— Required task —
Go through the listing and return every line with "país" in it.

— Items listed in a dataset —
________

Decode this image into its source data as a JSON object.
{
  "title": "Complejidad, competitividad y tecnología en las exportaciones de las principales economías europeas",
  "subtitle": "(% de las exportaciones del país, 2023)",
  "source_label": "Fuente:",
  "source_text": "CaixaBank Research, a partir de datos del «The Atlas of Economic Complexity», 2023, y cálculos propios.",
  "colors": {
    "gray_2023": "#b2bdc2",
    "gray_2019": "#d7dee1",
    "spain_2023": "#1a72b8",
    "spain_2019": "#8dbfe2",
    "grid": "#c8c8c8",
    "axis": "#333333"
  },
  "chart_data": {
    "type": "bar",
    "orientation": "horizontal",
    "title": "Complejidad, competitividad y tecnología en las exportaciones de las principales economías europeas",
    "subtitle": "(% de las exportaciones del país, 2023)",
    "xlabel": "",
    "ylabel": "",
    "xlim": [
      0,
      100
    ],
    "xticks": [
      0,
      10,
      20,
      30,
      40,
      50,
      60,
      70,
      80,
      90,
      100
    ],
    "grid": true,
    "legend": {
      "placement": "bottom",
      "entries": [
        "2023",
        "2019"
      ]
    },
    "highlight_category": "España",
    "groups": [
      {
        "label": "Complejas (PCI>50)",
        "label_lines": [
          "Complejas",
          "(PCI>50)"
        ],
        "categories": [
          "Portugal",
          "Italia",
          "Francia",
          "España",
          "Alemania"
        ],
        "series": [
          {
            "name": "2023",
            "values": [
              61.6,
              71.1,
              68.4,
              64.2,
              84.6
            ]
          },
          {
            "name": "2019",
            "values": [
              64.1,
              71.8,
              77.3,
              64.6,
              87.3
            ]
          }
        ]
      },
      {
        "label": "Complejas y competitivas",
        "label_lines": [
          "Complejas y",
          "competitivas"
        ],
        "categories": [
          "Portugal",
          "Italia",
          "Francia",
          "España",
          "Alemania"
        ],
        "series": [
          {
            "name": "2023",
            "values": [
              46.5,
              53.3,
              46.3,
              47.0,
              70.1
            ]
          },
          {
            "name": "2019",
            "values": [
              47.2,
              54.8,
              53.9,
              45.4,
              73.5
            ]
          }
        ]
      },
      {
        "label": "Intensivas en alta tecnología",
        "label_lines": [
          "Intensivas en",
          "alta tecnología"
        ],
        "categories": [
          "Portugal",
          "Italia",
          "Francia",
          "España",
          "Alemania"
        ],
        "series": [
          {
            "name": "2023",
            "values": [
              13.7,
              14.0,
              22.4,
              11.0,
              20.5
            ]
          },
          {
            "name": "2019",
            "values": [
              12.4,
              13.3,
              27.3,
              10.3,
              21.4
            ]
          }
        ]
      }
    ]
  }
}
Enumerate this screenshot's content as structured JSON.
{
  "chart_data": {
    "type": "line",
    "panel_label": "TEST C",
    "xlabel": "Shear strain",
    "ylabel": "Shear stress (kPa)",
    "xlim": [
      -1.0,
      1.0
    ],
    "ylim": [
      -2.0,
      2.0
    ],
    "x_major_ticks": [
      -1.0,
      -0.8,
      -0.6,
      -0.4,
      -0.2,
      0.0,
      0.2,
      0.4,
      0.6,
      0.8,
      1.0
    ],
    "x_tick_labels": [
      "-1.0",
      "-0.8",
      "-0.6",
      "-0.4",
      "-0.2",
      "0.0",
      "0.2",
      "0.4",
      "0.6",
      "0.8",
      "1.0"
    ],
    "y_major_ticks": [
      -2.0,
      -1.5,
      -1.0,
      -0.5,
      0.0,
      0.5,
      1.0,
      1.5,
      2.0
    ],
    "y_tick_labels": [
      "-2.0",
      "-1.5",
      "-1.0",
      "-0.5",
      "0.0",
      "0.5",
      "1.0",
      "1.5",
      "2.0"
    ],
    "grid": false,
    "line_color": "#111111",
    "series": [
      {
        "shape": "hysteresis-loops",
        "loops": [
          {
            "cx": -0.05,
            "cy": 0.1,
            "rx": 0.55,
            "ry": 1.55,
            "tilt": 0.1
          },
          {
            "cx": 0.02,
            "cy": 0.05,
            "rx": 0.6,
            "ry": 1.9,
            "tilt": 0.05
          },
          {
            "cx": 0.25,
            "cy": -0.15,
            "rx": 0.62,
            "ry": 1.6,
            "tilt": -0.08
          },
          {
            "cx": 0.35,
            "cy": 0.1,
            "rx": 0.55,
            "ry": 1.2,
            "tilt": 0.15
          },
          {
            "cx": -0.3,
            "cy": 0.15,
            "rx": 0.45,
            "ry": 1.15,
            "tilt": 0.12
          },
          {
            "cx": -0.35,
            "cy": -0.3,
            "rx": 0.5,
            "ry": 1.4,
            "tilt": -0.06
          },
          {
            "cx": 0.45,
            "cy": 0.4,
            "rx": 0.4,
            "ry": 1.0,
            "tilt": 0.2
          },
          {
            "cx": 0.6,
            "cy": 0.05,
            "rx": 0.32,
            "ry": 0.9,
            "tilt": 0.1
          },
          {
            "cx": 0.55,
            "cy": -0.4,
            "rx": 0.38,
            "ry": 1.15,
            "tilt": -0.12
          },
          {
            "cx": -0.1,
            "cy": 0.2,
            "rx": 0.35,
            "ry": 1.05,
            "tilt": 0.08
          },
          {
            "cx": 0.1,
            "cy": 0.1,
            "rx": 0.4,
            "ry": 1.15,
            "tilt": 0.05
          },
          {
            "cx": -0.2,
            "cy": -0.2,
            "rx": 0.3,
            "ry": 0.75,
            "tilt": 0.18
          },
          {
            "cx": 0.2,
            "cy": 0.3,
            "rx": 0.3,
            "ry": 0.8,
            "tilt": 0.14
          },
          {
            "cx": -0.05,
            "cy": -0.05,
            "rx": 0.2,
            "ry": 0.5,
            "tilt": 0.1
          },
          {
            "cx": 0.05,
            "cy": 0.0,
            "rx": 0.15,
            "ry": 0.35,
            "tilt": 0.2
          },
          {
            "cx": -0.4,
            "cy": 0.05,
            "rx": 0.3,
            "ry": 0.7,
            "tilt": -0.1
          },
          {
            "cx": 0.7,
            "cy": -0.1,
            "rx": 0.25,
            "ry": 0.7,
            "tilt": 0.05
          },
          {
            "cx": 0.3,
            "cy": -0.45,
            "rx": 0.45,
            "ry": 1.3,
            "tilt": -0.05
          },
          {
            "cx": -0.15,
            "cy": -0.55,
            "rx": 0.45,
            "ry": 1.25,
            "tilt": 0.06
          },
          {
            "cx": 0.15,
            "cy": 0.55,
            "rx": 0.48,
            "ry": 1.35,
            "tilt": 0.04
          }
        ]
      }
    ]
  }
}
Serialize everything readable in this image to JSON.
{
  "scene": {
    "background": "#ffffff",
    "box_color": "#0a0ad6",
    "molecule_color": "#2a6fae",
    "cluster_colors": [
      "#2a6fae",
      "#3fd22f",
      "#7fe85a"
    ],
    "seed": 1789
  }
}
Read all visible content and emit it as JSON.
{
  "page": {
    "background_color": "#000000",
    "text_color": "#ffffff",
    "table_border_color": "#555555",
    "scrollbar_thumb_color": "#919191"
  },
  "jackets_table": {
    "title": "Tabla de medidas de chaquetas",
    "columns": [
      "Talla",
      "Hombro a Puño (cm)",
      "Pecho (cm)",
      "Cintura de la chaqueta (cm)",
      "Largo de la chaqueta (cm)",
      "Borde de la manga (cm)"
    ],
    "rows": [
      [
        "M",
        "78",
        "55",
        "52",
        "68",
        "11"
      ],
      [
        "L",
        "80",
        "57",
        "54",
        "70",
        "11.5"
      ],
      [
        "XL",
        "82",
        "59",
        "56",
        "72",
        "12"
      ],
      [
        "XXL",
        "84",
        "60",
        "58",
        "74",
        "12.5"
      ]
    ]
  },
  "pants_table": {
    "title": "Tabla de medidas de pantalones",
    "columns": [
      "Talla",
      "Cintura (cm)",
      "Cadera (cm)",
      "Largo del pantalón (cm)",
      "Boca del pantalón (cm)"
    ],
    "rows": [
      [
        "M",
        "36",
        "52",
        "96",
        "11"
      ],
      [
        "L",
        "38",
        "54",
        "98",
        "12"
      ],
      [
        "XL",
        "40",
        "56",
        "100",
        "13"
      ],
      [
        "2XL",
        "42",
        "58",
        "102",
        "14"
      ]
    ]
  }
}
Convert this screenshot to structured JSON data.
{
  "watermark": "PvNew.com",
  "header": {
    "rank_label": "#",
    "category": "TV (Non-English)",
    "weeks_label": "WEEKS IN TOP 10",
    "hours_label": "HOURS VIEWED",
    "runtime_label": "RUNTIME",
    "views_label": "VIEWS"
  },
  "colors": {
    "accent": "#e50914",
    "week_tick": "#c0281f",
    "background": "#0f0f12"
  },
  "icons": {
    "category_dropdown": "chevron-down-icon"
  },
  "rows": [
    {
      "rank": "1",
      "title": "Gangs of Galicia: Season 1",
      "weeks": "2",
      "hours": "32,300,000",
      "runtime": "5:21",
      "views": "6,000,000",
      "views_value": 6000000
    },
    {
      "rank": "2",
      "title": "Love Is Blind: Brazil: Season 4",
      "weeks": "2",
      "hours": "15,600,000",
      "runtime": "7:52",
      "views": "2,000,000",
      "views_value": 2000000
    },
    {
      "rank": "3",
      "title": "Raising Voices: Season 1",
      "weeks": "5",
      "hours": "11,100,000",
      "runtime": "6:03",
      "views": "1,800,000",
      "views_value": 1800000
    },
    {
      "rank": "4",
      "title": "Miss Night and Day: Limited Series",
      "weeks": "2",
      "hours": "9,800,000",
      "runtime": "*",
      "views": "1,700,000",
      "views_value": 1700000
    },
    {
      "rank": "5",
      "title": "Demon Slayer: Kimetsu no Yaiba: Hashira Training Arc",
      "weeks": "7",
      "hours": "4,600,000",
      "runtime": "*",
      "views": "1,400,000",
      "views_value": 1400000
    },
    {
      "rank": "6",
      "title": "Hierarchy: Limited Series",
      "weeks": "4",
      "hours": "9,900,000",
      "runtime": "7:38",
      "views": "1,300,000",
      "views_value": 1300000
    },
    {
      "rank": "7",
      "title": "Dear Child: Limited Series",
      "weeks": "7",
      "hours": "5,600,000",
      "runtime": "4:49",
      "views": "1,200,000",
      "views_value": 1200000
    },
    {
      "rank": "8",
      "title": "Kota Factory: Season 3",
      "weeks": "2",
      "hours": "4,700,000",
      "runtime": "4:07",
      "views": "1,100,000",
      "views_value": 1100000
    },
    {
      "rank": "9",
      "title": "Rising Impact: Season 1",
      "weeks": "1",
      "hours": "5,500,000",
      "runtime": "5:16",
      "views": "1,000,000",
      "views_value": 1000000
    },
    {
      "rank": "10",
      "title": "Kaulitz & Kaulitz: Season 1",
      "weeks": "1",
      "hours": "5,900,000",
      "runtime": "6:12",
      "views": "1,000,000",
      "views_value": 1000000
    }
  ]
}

________

— Correct answer —
  "subtitle": "(% de las exportaciones del país, 2023)",
    "subtitle": "(% de las exportaciones del país, 2023)",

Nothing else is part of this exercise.